◆ **TASK TO CARRY OUT**: Extract each line of the material that contains the string "start", with case counting.

###

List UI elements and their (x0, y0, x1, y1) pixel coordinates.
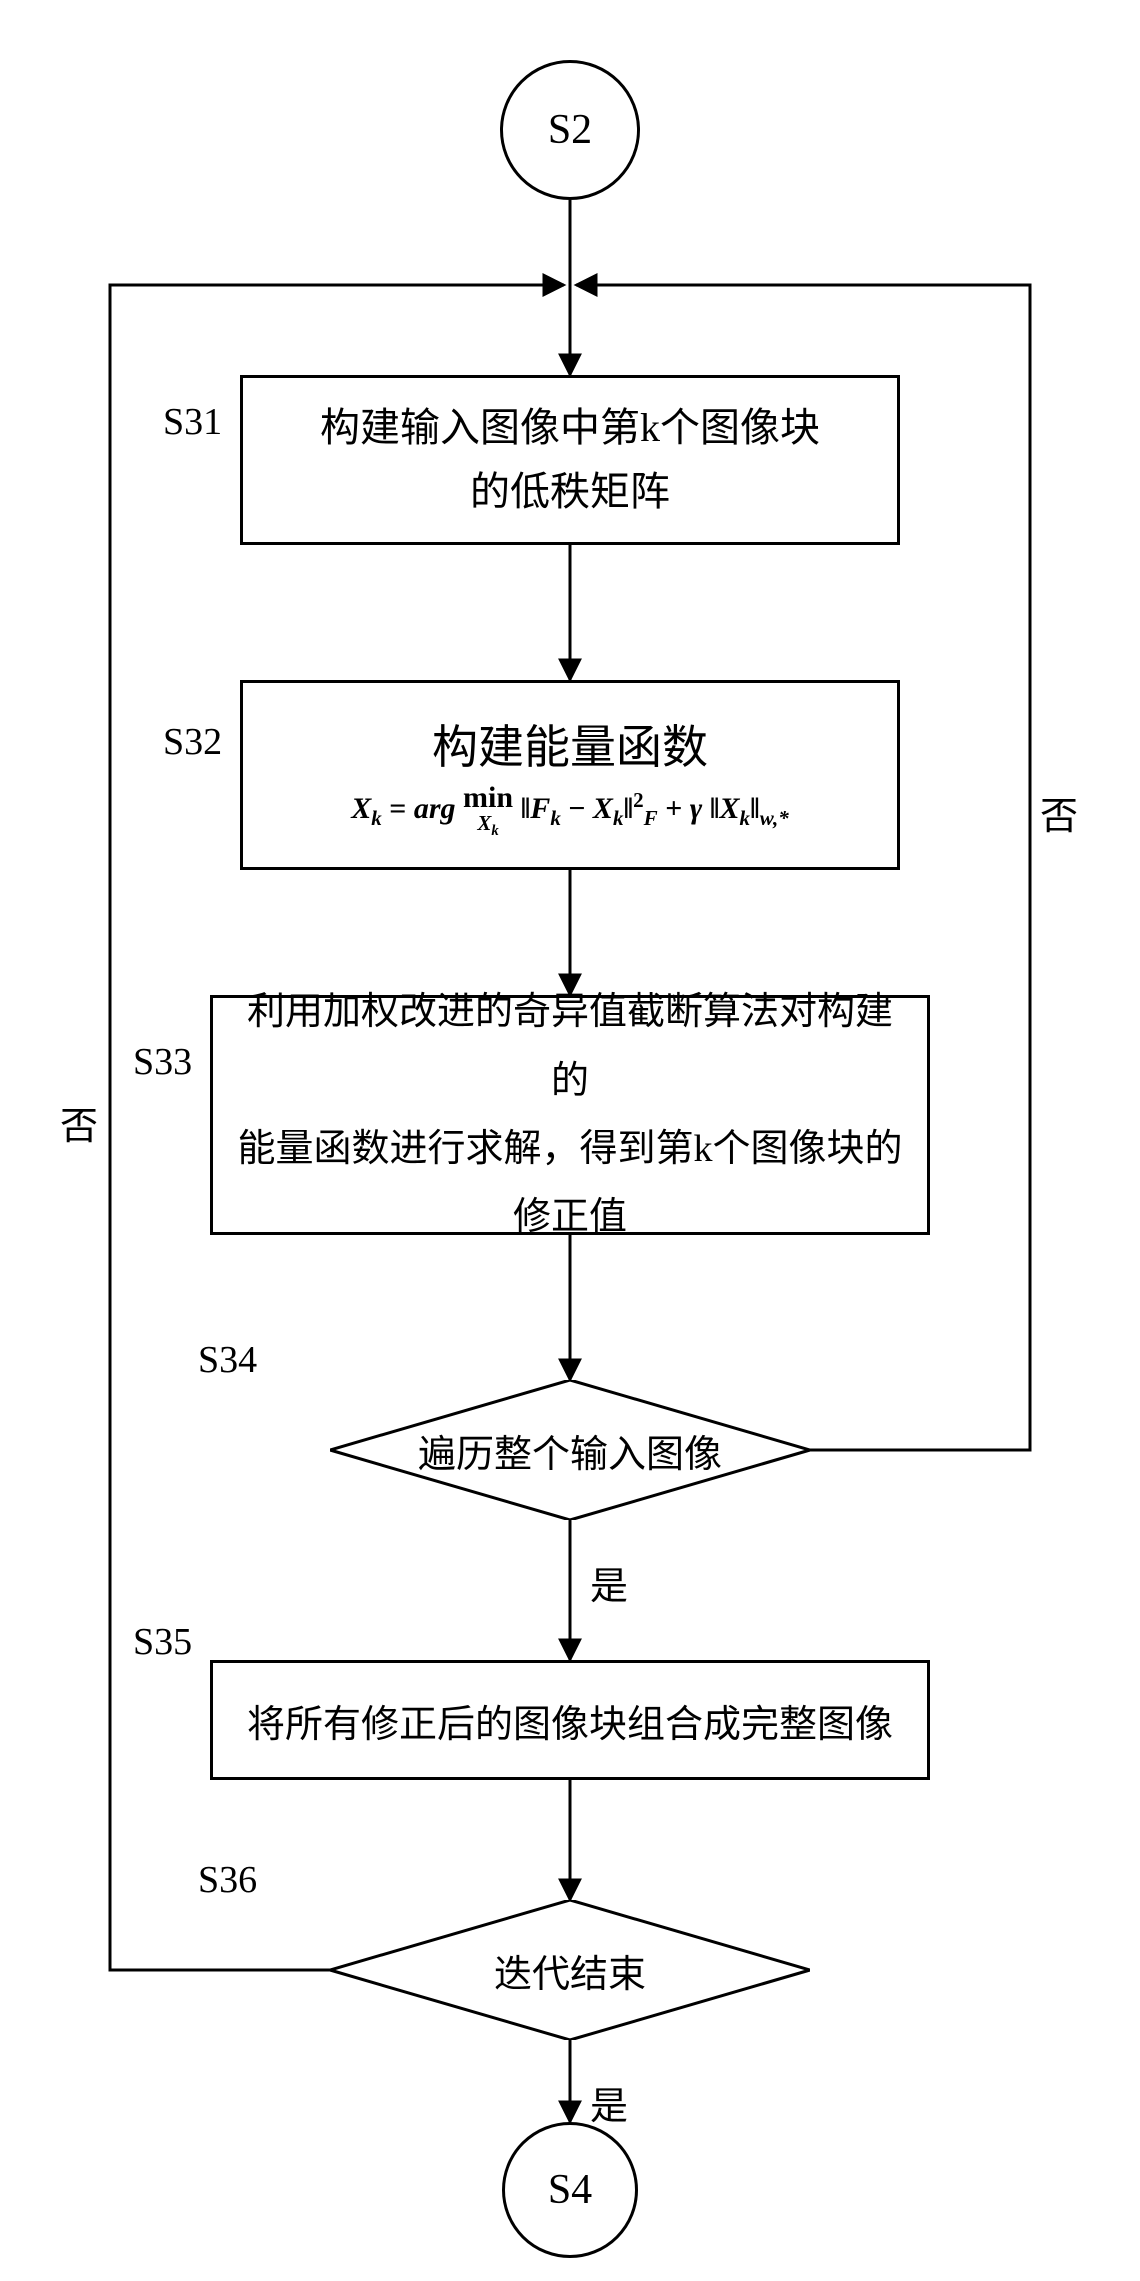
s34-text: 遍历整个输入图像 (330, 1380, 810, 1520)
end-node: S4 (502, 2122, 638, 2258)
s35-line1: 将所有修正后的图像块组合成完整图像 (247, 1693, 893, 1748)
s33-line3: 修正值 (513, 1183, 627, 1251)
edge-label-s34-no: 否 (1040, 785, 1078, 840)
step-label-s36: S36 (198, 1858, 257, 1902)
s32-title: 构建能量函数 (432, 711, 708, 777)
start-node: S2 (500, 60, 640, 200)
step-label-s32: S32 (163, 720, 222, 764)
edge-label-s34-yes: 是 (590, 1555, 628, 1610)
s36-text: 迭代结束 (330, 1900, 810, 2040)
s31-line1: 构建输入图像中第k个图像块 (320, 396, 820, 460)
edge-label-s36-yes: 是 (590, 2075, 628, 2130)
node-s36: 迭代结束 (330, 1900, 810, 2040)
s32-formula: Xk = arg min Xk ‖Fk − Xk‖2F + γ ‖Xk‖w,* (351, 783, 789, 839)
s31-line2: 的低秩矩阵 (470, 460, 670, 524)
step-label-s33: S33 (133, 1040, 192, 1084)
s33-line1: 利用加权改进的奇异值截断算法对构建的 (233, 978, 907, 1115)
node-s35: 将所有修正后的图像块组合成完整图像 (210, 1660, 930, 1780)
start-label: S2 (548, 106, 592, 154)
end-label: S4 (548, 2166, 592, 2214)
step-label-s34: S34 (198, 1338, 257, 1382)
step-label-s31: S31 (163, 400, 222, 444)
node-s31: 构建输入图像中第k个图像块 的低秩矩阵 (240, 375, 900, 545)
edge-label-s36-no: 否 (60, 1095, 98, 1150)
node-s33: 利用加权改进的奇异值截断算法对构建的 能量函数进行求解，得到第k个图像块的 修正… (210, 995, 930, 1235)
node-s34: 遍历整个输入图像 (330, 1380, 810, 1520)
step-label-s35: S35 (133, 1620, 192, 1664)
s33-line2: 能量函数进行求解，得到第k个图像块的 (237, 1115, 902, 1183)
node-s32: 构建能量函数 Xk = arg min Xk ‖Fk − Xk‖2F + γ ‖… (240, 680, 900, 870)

###

◆ **RESULT OF THIS EXERCISE**:
start-node: S2 (500, 60, 640, 200)
start-label: S2 (548, 106, 592, 154)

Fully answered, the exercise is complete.